>> Begin

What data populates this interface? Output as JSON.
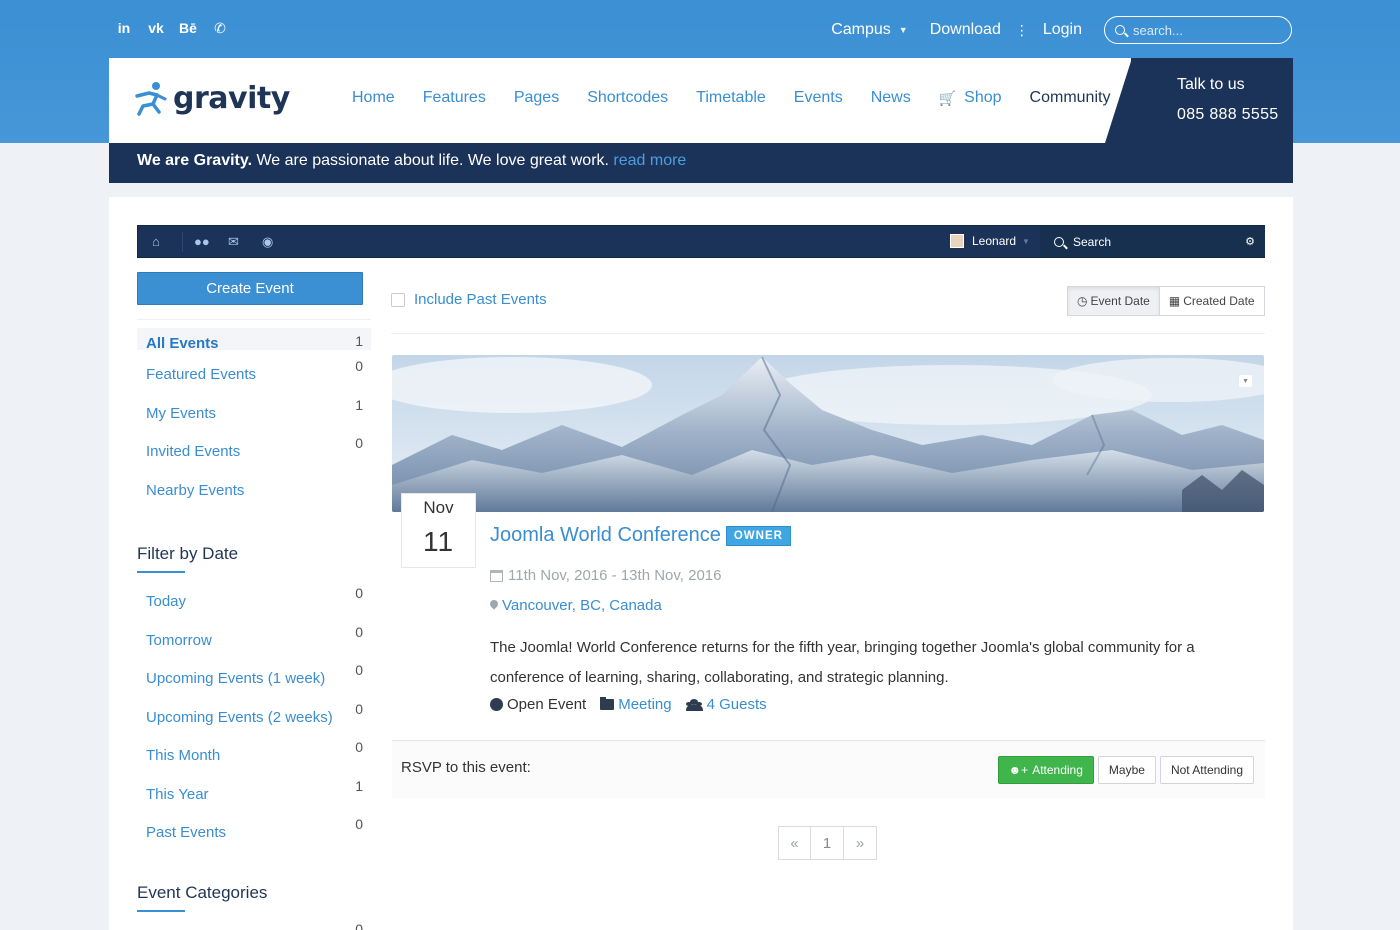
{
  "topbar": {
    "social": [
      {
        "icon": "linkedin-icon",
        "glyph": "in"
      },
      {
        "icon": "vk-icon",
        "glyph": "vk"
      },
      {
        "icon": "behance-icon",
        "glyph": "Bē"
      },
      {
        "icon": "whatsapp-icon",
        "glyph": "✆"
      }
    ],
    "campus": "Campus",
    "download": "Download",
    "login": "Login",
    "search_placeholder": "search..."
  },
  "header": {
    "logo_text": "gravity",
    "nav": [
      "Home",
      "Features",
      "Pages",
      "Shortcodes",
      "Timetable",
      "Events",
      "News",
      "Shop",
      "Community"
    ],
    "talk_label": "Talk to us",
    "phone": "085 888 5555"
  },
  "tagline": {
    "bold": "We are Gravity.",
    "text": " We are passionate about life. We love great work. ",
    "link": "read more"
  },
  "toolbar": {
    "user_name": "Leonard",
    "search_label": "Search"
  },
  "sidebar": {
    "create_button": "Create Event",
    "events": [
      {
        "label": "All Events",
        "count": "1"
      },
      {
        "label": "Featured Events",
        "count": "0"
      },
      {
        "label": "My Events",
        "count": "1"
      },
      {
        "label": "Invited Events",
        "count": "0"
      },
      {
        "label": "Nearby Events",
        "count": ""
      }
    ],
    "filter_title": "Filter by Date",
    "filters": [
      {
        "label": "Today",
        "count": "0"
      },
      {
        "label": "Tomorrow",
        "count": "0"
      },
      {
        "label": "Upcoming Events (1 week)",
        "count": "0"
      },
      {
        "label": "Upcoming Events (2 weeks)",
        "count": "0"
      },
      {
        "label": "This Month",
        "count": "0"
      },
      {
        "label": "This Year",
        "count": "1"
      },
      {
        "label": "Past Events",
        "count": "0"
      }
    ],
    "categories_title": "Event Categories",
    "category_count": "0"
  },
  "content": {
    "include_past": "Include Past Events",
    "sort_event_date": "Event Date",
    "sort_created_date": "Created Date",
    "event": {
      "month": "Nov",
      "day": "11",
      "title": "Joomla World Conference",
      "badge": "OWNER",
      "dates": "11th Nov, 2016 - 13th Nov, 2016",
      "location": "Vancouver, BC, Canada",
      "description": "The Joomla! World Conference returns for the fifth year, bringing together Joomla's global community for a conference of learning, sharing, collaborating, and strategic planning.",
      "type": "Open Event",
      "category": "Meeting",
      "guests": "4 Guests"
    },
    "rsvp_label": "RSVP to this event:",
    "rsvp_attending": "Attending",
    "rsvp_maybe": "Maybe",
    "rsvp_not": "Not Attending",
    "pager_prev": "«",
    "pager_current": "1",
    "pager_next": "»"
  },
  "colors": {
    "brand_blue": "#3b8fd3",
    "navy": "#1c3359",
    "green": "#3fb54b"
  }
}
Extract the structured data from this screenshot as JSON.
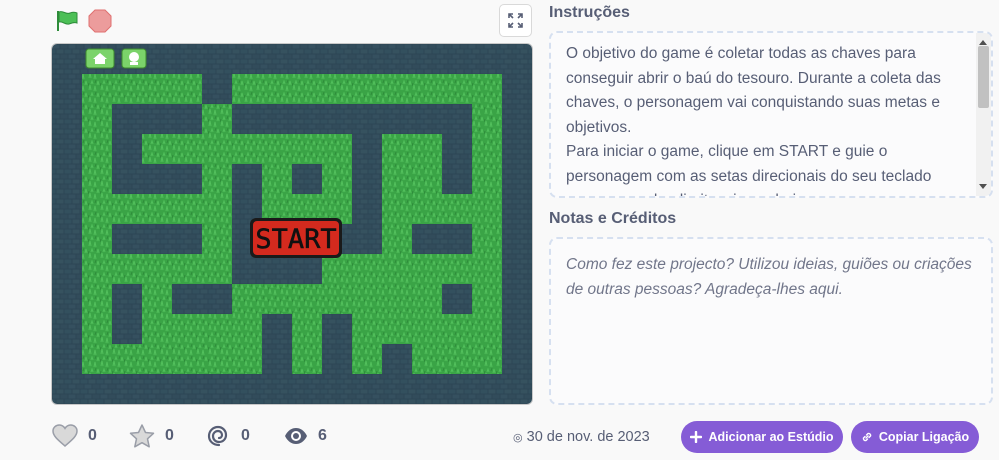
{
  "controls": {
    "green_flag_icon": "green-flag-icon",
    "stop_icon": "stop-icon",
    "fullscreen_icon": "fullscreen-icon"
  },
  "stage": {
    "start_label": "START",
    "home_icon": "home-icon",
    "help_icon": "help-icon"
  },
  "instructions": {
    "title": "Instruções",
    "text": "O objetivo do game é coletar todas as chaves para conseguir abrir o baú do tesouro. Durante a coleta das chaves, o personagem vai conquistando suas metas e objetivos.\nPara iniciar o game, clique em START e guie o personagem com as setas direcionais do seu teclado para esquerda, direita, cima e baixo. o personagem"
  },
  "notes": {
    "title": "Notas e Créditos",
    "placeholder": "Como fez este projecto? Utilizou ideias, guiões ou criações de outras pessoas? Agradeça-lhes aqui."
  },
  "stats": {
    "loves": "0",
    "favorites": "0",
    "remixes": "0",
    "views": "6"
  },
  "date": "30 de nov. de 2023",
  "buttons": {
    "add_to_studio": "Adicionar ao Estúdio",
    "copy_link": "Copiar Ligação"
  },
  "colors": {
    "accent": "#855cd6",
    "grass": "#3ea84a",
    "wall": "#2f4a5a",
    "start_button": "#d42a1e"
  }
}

>> End

**PROBLEM**
The line that contains "Extract the structured" begins the part to retype, and the last line of the records above ends it. Retype both and everything between, exactly, without the pictures.

**FINAL RESULT**
Extract the structured data from this screenshot as JSON.
{
  "controls": {
    "green_flag_icon": "green-flag-icon",
    "stop_icon": "stop-icon",
    "fullscreen_icon": "fullscreen-icon"
  },
  "stage": {
    "start_label": "START",
    "home_icon": "home-icon",
    "help_icon": "help-icon"
  },
  "instructions": {
    "title": "Instruções",
    "text": "O objetivo do game é coletar todas as chaves para conseguir abrir o baú do tesouro. Durante a coleta das chaves, o personagem vai conquistando suas metas e objetivos.\nPara iniciar o game, clique em START e guie o personagem com as setas direcionais do seu teclado para esquerda, direita, cima e baixo. o personagem"
  },
  "notes": {
    "title": "Notas e Créditos",
    "placeholder": "Como fez este projecto? Utilizou ideias, guiões ou criações de outras pessoas? Agradeça-lhes aqui."
  },
  "stats": {
    "loves": "0",
    "favorites": "0",
    "remixes": "0",
    "views": "6"
  },
  "date": "30 de nov. de 2023",
  "buttons": {
    "add_to_studio": "Adicionar ao Estúdio",
    "copy_link": "Copiar Ligação"
  },
  "colors": {
    "accent": "#855cd6",
    "grass": "#3ea84a",
    "wall": "#2f4a5a",
    "start_button": "#d42a1e"
  }
}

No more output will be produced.